Exercise details:
Which lines below contain "this"? Pull them out.

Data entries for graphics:
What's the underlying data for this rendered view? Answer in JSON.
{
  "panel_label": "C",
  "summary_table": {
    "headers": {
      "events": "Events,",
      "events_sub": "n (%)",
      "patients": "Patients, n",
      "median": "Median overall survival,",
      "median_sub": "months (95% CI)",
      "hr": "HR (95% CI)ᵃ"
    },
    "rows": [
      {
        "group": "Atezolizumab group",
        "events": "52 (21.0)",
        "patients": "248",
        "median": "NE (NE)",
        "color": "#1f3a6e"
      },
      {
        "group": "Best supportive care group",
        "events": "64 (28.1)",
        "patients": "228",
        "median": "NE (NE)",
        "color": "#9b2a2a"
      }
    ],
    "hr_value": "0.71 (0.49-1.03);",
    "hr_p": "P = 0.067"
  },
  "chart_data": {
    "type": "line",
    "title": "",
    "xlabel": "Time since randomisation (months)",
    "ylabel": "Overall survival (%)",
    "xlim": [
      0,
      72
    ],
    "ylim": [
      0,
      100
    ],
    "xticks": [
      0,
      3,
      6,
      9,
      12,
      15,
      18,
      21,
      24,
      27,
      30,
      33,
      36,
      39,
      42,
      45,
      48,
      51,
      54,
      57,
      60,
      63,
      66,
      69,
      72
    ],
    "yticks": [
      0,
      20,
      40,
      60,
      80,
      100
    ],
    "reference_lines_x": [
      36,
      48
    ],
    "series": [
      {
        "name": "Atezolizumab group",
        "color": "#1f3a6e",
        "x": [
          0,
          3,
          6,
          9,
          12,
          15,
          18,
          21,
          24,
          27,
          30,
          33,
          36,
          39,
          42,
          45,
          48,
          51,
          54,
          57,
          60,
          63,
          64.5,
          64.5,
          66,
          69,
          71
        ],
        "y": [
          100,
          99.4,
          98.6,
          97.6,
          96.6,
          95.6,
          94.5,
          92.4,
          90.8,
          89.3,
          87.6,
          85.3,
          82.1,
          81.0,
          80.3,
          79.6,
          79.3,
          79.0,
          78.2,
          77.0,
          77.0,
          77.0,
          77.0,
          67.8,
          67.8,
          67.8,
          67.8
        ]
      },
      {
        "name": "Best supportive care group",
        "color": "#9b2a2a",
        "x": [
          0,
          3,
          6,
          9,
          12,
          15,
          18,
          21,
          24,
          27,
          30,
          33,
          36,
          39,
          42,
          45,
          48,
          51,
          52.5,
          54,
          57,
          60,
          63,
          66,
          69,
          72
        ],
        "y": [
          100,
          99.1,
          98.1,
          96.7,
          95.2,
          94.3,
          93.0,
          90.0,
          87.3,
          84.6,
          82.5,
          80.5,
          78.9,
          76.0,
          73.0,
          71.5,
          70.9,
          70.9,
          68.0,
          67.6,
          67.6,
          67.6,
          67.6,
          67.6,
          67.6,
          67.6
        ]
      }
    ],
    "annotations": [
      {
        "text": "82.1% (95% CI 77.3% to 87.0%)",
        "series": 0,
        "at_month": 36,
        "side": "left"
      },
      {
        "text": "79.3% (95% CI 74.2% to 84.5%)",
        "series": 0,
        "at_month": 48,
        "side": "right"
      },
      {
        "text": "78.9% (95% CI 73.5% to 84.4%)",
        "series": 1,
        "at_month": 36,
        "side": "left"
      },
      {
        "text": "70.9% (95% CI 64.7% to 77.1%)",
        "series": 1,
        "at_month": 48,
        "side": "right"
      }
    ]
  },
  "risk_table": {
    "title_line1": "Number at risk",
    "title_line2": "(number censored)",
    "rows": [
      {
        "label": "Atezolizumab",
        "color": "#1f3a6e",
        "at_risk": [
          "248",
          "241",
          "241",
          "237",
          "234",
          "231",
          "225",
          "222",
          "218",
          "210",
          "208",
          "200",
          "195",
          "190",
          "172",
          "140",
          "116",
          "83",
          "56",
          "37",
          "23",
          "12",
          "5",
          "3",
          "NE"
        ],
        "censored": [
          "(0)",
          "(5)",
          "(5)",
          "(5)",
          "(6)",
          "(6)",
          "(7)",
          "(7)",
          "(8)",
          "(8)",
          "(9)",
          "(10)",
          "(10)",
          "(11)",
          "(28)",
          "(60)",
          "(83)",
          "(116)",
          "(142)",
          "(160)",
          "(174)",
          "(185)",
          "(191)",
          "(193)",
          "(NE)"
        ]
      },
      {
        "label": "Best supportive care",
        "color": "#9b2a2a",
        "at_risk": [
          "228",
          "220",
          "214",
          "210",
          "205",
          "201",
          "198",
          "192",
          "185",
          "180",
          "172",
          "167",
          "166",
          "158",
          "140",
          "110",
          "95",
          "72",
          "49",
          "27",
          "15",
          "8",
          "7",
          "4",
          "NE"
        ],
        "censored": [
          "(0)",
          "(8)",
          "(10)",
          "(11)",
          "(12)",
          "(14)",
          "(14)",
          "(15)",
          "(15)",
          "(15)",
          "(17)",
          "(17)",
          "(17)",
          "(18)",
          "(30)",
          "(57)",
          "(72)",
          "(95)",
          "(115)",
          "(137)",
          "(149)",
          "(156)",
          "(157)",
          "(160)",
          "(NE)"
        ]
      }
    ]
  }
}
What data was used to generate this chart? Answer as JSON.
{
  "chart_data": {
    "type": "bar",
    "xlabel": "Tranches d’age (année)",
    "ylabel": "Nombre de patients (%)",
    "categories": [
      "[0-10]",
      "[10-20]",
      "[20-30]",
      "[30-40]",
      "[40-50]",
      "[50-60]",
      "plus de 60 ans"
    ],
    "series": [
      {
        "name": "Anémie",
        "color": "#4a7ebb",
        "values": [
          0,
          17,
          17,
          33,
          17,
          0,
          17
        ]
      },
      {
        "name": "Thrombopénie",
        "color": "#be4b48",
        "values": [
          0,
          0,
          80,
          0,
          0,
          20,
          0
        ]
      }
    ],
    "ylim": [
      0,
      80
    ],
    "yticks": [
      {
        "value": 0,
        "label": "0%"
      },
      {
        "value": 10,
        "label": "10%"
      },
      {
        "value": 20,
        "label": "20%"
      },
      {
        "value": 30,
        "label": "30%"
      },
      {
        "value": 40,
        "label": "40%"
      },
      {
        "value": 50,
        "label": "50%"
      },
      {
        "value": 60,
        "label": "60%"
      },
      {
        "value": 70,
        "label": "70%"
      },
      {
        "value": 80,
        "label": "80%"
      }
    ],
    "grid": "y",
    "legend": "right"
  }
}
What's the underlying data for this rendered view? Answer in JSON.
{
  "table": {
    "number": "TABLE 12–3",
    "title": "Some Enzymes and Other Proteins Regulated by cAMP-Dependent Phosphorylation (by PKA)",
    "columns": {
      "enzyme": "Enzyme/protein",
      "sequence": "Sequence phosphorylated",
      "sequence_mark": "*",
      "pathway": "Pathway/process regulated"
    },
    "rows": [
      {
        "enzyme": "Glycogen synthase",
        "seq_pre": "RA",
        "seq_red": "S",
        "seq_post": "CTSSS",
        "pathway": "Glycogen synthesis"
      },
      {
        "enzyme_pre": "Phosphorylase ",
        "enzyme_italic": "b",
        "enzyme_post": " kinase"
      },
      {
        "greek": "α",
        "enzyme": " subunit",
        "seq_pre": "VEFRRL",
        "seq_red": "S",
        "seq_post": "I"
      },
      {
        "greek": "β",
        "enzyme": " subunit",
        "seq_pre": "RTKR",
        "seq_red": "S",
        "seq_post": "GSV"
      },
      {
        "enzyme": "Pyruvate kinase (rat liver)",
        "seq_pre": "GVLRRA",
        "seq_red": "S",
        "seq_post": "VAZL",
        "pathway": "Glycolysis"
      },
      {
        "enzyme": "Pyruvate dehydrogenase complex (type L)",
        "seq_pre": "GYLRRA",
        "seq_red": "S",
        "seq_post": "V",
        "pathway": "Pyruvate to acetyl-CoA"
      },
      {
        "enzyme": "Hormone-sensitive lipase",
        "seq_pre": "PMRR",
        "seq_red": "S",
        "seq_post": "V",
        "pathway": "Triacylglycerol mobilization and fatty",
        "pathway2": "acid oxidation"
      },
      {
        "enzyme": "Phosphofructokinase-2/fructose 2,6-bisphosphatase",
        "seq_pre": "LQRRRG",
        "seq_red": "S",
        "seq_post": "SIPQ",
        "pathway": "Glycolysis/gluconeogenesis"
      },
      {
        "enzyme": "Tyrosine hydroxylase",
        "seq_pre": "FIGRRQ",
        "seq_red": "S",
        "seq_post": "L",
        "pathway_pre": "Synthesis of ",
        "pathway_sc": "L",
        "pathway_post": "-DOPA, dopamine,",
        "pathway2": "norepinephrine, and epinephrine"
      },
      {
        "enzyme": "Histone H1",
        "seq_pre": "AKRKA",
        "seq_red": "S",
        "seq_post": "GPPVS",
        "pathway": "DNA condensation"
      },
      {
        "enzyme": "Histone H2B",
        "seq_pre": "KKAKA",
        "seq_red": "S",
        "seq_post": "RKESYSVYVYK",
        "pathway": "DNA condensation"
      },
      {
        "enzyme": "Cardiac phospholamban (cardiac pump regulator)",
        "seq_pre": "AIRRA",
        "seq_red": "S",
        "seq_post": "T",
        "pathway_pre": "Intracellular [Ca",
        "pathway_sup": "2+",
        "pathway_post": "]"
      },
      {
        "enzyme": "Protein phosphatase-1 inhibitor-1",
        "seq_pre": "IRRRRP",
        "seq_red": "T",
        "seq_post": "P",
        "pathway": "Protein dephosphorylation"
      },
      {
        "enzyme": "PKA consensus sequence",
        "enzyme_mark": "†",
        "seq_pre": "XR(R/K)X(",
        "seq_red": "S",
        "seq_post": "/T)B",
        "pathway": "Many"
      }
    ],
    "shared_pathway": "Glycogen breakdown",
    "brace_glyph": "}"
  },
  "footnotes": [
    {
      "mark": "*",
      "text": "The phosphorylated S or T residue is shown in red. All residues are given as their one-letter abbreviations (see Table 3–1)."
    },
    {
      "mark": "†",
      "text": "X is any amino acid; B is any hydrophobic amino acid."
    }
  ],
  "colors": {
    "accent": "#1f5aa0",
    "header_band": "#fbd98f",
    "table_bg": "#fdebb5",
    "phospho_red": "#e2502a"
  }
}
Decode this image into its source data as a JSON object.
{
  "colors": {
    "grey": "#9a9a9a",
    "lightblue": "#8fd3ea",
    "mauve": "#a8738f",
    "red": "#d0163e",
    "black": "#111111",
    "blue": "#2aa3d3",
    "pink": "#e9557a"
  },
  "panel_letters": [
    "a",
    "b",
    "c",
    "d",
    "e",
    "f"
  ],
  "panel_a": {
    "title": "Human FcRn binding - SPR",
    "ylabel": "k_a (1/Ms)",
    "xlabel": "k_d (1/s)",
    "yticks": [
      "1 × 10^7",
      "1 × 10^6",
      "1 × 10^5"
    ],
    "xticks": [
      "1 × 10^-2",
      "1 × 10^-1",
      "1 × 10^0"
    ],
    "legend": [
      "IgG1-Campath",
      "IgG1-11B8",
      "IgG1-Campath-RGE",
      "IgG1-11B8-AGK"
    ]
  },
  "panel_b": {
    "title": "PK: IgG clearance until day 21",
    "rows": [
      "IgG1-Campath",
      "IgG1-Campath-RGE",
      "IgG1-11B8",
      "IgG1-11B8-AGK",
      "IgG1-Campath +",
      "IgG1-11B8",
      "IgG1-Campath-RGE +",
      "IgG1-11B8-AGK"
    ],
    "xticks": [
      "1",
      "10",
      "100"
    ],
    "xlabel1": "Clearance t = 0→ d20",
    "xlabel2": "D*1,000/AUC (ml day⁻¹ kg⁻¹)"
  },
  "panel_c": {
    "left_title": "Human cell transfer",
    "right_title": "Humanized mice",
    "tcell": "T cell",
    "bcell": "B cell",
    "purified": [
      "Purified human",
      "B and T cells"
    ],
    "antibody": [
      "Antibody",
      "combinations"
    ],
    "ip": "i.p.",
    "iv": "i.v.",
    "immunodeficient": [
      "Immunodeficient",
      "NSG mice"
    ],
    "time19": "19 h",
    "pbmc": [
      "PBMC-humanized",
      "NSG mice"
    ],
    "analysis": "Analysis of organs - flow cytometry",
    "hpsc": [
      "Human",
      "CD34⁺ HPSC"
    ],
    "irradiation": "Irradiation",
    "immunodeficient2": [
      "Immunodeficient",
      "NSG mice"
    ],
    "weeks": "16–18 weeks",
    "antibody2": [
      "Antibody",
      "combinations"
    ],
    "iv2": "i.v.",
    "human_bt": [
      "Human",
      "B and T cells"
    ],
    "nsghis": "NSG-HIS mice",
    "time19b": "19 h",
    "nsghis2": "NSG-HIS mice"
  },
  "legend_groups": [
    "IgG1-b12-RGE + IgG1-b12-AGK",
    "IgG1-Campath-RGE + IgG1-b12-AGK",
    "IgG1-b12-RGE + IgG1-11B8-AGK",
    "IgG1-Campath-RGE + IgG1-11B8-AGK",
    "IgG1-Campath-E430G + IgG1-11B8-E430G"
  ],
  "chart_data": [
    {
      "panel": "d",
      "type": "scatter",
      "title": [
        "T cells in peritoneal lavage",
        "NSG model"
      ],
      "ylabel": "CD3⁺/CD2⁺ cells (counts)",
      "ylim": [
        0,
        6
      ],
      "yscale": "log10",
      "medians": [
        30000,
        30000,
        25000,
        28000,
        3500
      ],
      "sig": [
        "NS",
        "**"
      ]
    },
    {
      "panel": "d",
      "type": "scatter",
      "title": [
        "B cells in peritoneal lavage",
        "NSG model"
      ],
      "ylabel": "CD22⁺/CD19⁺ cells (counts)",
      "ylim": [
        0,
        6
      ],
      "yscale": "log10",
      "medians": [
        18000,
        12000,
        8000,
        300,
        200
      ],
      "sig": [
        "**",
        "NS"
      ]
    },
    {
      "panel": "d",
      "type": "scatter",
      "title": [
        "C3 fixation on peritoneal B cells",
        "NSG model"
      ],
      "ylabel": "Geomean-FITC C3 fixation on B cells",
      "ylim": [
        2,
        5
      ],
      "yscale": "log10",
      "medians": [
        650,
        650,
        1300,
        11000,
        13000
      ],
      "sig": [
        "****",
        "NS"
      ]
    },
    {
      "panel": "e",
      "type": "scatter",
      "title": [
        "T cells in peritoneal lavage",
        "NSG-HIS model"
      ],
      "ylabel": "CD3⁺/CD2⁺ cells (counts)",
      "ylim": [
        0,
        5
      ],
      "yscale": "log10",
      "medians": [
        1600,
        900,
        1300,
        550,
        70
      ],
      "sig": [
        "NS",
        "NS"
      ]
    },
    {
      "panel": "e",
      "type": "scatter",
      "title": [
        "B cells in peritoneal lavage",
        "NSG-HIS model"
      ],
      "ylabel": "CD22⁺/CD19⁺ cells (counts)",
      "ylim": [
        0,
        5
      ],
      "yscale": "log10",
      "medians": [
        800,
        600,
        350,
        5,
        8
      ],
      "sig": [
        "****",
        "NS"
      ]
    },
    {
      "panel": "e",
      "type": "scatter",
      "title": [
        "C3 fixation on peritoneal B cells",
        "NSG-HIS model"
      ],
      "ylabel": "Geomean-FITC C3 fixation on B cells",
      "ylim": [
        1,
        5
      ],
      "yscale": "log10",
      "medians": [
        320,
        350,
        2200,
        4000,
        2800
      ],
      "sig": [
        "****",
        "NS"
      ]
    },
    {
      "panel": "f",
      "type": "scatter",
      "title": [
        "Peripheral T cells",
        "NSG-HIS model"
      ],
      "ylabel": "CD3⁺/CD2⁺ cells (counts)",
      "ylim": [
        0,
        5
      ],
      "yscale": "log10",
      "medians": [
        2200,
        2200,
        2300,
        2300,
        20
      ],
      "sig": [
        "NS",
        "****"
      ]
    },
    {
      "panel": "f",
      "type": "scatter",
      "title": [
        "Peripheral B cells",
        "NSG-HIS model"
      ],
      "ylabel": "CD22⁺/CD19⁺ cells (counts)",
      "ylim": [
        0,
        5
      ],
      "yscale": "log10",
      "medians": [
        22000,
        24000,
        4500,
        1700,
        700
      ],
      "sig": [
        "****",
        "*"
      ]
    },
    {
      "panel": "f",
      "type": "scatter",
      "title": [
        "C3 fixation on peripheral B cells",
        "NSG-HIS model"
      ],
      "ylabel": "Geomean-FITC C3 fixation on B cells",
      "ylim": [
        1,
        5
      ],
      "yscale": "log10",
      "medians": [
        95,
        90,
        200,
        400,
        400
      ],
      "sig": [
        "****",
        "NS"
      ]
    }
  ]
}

Solved problem:
What's the underlying data for this rendered view? Answer in JSON.
What data was used to generate this chart? Answer as JSON.
What's the underlying data for this rendered view? Answer in JSON.
Decode this image into its source data as a JSON object.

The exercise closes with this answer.